** STATED GOAL **
Leave out the pictures and transcribe everything else exactly.

-------- EXERCISE INPUT --------

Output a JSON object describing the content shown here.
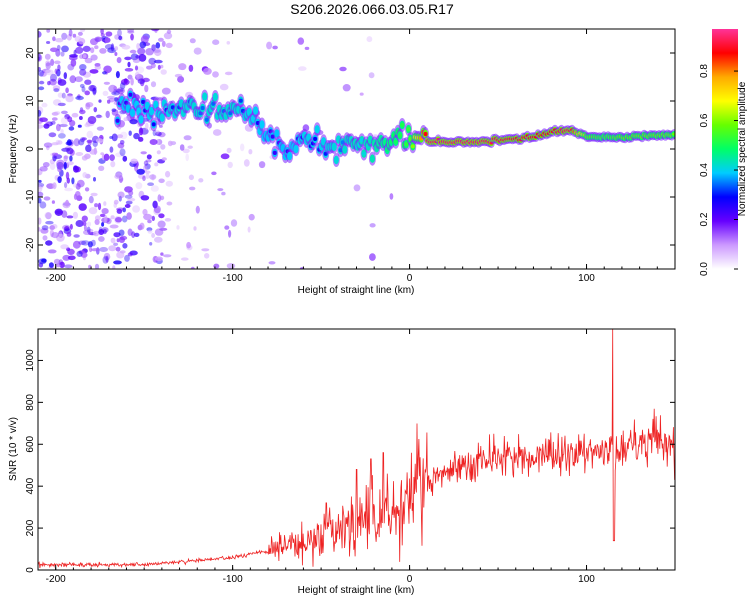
{
  "title": "S206.2026.066.03.05.R17",
  "chart_data": [
    {
      "type": "heatmap",
      "name": "spectrogram",
      "xlabel": "Height of straight line (km)",
      "ylabel": "Frequency (Hz)",
      "xlim": [
        -210,
        150
      ],
      "ylim": [
        -25,
        25
      ],
      "xticks": [
        -200,
        -100,
        0,
        100
      ],
      "yticks": [
        -20,
        -10,
        0,
        10,
        20
      ],
      "colorbar": {
        "label": "Normalized spectral amplitude",
        "range": [
          0,
          0.97
        ],
        "ticks": [
          0.0,
          0.2,
          0.4,
          0.6,
          0.8
        ],
        "tick_labels": [
          "0.0",
          "0.2",
          "0.4",
          "0.6",
          "0.8"
        ],
        "colormap": [
          "#ffffff",
          "#cc99ff",
          "#6600ff",
          "#0000ff",
          "#00ccff",
          "#00ff66",
          "#66ff00",
          "#ffff00",
          "#ffaa00",
          "#ff0000",
          "#ff3399"
        ]
      },
      "ridge": {
        "description_points_x": [
          -160,
          -140,
          -120,
          -100,
          -90,
          -80,
          -70,
          -60,
          -50,
          -40,
          -30,
          -20,
          -10,
          0,
          10,
          40,
          70,
          80,
          90,
          100,
          110,
          120,
          150
        ],
        "description_points_freq": [
          9,
          8.5,
          9,
          8.5,
          7,
          3,
          0,
          2,
          1.5,
          0.5,
          0.5,
          1,
          1.5,
          3,
          1.5,
          1.5,
          2.5,
          3.5,
          4,
          2.5,
          2.5,
          2.5,
          3
        ],
        "peak_amplitude": [
          0.25,
          0.3,
          0.35,
          0.35,
          0.3,
          0.25,
          0.25,
          0.3,
          0.3,
          0.35,
          0.4,
          0.45,
          0.5,
          0.55,
          0.95,
          0.95,
          0.9,
          0.9,
          0.95,
          0.6,
          0.55,
          0.6,
          0.6
        ]
      },
      "noise_region_x": [
        -210,
        -140
      ]
    },
    {
      "type": "line",
      "name": "snr",
      "xlabel": "Height of straight line (km)",
      "ylabel": "SNR (10 * v/v)",
      "xlim": [
        -210,
        150
      ],
      "ylim": [
        0,
        1150
      ],
      "xticks": [
        -200,
        -100,
        0,
        100
      ],
      "yticks": [
        0,
        200,
        400,
        600,
        800,
        1000
      ],
      "line_color": "#ee2222",
      "trend_x": [
        -210,
        -150,
        -130,
        -100,
        -80,
        -60,
        -45,
        -35,
        -25,
        -15,
        -5,
        5,
        20,
        40,
        60,
        80,
        100,
        110,
        115,
        120,
        140,
        150
      ],
      "trend_y": [
        25,
        25,
        40,
        60,
        90,
        130,
        180,
        230,
        270,
        300,
        320,
        380,
        470,
        520,
        530,
        540,
        550,
        570,
        560,
        590,
        620,
        600
      ],
      "spikes": [
        {
          "x": -47,
          "y": 320
        },
        {
          "x": -30,
          "y": 480
        },
        {
          "x": -22,
          "y": 530
        },
        {
          "x": -15,
          "y": 560
        },
        {
          "x": 115,
          "y": 1150
        },
        {
          "x": 115.5,
          "y": 140
        },
        {
          "x": 150,
          "y": 430
        }
      ]
    }
  ]
}
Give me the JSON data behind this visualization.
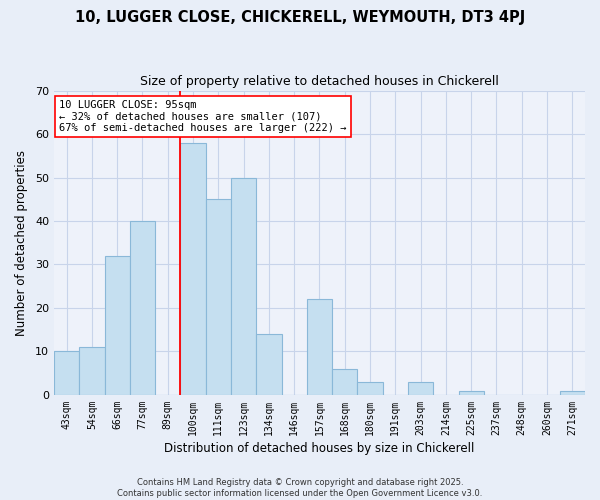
{
  "title": "10, LUGGER CLOSE, CHICKERELL, WEYMOUTH, DT3 4PJ",
  "subtitle": "Size of property relative to detached houses in Chickerell",
  "xlabel": "Distribution of detached houses by size in Chickerell",
  "ylabel": "Number of detached properties",
  "categories": [
    "43sqm",
    "54sqm",
    "66sqm",
    "77sqm",
    "89sqm",
    "100sqm",
    "111sqm",
    "123sqm",
    "134sqm",
    "146sqm",
    "157sqm",
    "168sqm",
    "180sqm",
    "191sqm",
    "203sqm",
    "214sqm",
    "225sqm",
    "237sqm",
    "248sqm",
    "260sqm",
    "271sqm"
  ],
  "values": [
    10,
    11,
    32,
    40,
    0,
    58,
    45,
    50,
    14,
    0,
    22,
    6,
    3,
    0,
    3,
    0,
    1,
    0,
    0,
    0,
    1
  ],
  "bar_color": "#c5dff0",
  "bar_edge_color": "#8ab8d8",
  "ylim": [
    0,
    70
  ],
  "yticks": [
    0,
    10,
    20,
    30,
    40,
    50,
    60,
    70
  ],
  "property_line_idx": 5,
  "property_line_label": "10 LUGGER CLOSE: 95sqm",
  "annotation_line1": "← 32% of detached houses are smaller (107)",
  "annotation_line2": "67% of semi-detached houses are larger (222) →",
  "footer1": "Contains HM Land Registry data © Crown copyright and database right 2025.",
  "footer2": "Contains public sector information licensed under the Open Government Licence v3.0.",
  "background_color": "#e8eef8",
  "plot_bg_color": "#eef2fa",
  "grid_color": "#c8d4ea"
}
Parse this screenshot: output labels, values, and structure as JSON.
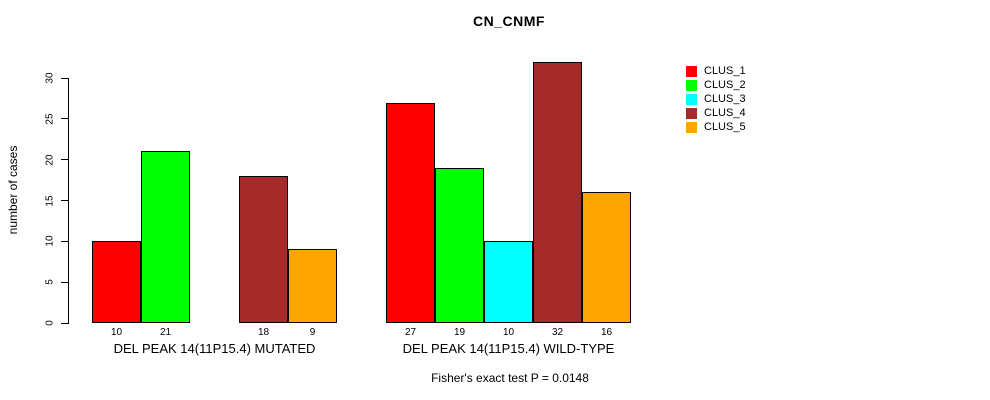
{
  "title": "CN_CNMF",
  "footer": "Fisher's exact test P = 0.0148",
  "chart_data": {
    "type": "bar",
    "title": "CN_CNMF",
    "xlabel": "",
    "ylabel": "number of cases",
    "ylim": [
      0,
      30
    ],
    "yticks": [
      0,
      5,
      10,
      15,
      20,
      25,
      30
    ],
    "grid": false,
    "legend_position": "top-right",
    "categories": [
      "DEL PEAK 14(11P15.4) MUTATED",
      "DEL PEAK 14(11P15.4) WILD-TYPE"
    ],
    "series": [
      {
        "name": "CLUS_1",
        "color": "#FF0000",
        "values": [
          10,
          27
        ]
      },
      {
        "name": "CLUS_2",
        "color": "#00FF00",
        "values": [
          21,
          19
        ]
      },
      {
        "name": "CLUS_3",
        "color": "#00FFFF",
        "values": [
          0,
          10
        ]
      },
      {
        "name": "CLUS_4",
        "color": "#A52A2A",
        "values": [
          18,
          32
        ]
      },
      {
        "name": "CLUS_5",
        "color": "#FFA500",
        "values": [
          9,
          16
        ]
      }
    ],
    "bar_value_labels": {
      "shown": true,
      "hide_zero": true,
      "group_1": [
        10,
        21,
        null,
        18,
        9
      ],
      "group_2": [
        27,
        19,
        10,
        32,
        16
      ]
    },
    "annotation": "Fisher's exact test P = 0.0148"
  },
  "colors": {
    "background": "#FFFFFF",
    "text": "#000000",
    "bar_border": "#000000",
    "axis": "#000000"
  }
}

--------

** FULL OUTPUT **
Output a JSON object describing the content shown here.
{
  "title": "S206.2026.066.03.05.R17",
  "chart_data": [
    {
      "type": "heatmap",
      "name": "spectrogram",
      "xlabel": "Height of straight line (km)",
      "ylabel": "Frequency (Hz)",
      "xlim": [
        -210,
        150
      ],
      "ylim": [
        -25,
        25
      ],
      "xticks": [
        -200,
        -100,
        0,
        100
      ],
      "yticks": [
        -20,
        -10,
        0,
        10,
        20
      ],
      "colorbar": {
        "label": "Normalized spectral amplitude",
        "range": [
          0,
          0.97
        ],
        "ticks": [
          0.0,
          0.2,
          0.4,
          0.6,
          0.8
        ],
        "tick_labels": [
          "0.0",
          "0.2",
          "0.4",
          "0.6",
          "0.8"
        ],
        "colormap": [
          "#ffffff",
          "#cc99ff",
          "#6600ff",
          "#0000ff",
          "#00ccff",
          "#00ff66",
          "#66ff00",
          "#ffff00",
          "#ffaa00",
          "#ff0000",
          "#ff3399"
        ]
      },
      "ridge": {
        "description_points_x": [
          -160,
          -140,
          -120,
          -100,
          -90,
          -80,
          -70,
          -60,
          -50,
          -40,
          -30,
          -20,
          -10,
          0,
          10,
          40,
          70,
          80,
          90,
          100,
          110,
          120,
          150
        ],
        "description_points_freq": [
          9,
          8.5,
          9,
          8.5,
          7,
          3,
          0,
          2,
          1.5,
          0.5,
          0.5,
          1,
          1.5,
          3,
          1.5,
          1.5,
          2.5,
          3.5,
          4,
          2.5,
          2.5,
          2.5,
          3
        ],
        "peak_amplitude": [
          0.25,
          0.3,
          0.35,
          0.35,
          0.3,
          0.25,
          0.25,
          0.3,
          0.3,
          0.35,
          0.4,
          0.45,
          0.5,
          0.55,
          0.95,
          0.95,
          0.9,
          0.9,
          0.95,
          0.6,
          0.55,
          0.6,
          0.6
        ]
      },
      "noise_region_x": [
        -210,
        -140
      ]
    },
    {
      "type": "line",
      "name": "snr",
      "xlabel": "Height of straight line (km)",
      "ylabel": "SNR (10 * v/v)",
      "xlim": [
        -210,
        150
      ],
      "ylim": [
        0,
        1150
      ],
      "xticks": [
        -200,
        -100,
        0,
        100
      ],
      "yticks": [
        0,
        200,
        400,
        600,
        800,
        1000
      ],
      "line_color": "#ee2222",
      "trend_x": [
        -210,
        -150,
        -130,
        -100,
        -80,
        -60,
        -45,
        -35,
        -25,
        -15,
        -5,
        5,
        20,
        40,
        60,
        80,
        100,
        110,
        115,
        120,
        140,
        150
      ],
      "trend_y": [
        25,
        25,
        40,
        60,
        90,
        130,
        180,
        230,
        270,
        300,
        320,
        380,
        470,
        520,
        530,
        540,
        550,
        570,
        560,
        590,
        620,
        600
      ],
      "spikes": [
        {
          "x": -47,
          "y": 320
        },
        {
          "x": -30,
          "y": 480
        },
        {
          "x": -22,
          "y": 530
        },
        {
          "x": -15,
          "y": 560
        },
        {
          "x": 115,
          "y": 1150
        },
        {
          "x": 115.5,
          "y": 140
        },
        {
          "x": 150,
          "y": 430
        }
      ]
    }
  ]
}
Give me the JSON data behind this visualization.
{
  "title": "10, LUGGER CLOSE, CHICKERELL, WEYMOUTH, DT3 4PJ",
  "subtitle": "Size of property relative to detached houses in Chickerell",
  "xlabel": "Distribution of detached houses by size in Chickerell",
  "ylabel": "Number of detached properties",
  "categories": [
    "43sqm",
    "54sqm",
    "66sqm",
    "77sqm",
    "89sqm",
    "100sqm",
    "111sqm",
    "123sqm",
    "134sqm",
    "146sqm",
    "157sqm",
    "168sqm",
    "180sqm",
    "191sqm",
    "203sqm",
    "214sqm",
    "225sqm",
    "237sqm",
    "248sqm",
    "260sqm",
    "271sqm"
  ],
  "values": [
    10,
    11,
    32,
    40,
    0,
    58,
    45,
    50,
    14,
    0,
    22,
    6,
    3,
    0,
    3,
    0,
    1,
    0,
    0,
    0,
    1
  ],
  "bar_color": "#c5dff0",
  "bar_edge_color": "#8ab8d8",
  "ylim": [
    0,
    70
  ],
  "yticks": [
    0,
    10,
    20,
    30,
    40,
    50,
    60,
    70
  ],
  "property_line_idx": 5,
  "property_line_label": "10 LUGGER CLOSE: 95sqm",
  "annotation_line1": "← 32% of detached houses are smaller (107)",
  "annotation_line2": "67% of semi-detached houses are larger (222) →",
  "footer1": "Contains HM Land Registry data © Crown copyright and database right 2025.",
  "footer2": "Contains public sector information licensed under the Open Government Licence v3.0.",
  "background_color": "#e8eef8",
  "plot_bg_color": "#eef2fa",
  "grid_color": "#c8d4ea"
}
Parse this screenshot: output labels, values, and structure as JSON.
{
  "title": "CN_CNMF",
  "footer": "Fisher's exact test P = 0.0148",
  "chart_data": {
    "type": "bar",
    "title": "CN_CNMF",
    "xlabel": "",
    "ylabel": "number of cases",
    "ylim": [
      0,
      30
    ],
    "yticks": [
      0,
      5,
      10,
      15,
      20,
      25,
      30
    ],
    "grid": false,
    "legend_position": "top-right",
    "categories": [
      "DEL PEAK 14(11P15.4) MUTATED",
      "DEL PEAK 14(11P15.4) WILD-TYPE"
    ],
    "series": [
      {
        "name": "CLUS_1",
        "color": "#FF0000",
        "values": [
          10,
          27
        ]
      },
      {
        "name": "CLUS_2",
        "color": "#00FF00",
        "values": [
          21,
          19
        ]
      },
      {
        "name": "CLUS_3",
        "color": "#00FFFF",
        "values": [
          0,
          10
        ]
      },
      {
        "name": "CLUS_4",
        "color": "#A52A2A",
        "values": [
          18,
          32
        ]
      },
      {
        "name": "CLUS_5",
        "color": "#FFA500",
        "values": [
          9,
          16
        ]
      }
    ],
    "bar_value_labels": {
      "shown": true,
      "hide_zero": true,
      "group_1": [
        10,
        21,
        null,
        18,
        9
      ],
      "group_2": [
        27,
        19,
        10,
        32,
        16
      ]
    },
    "annotation": "Fisher's exact test P = 0.0148"
  },
  "colors": {
    "background": "#FFFFFF",
    "text": "#000000",
    "bar_border": "#000000",
    "axis": "#000000"
  }
}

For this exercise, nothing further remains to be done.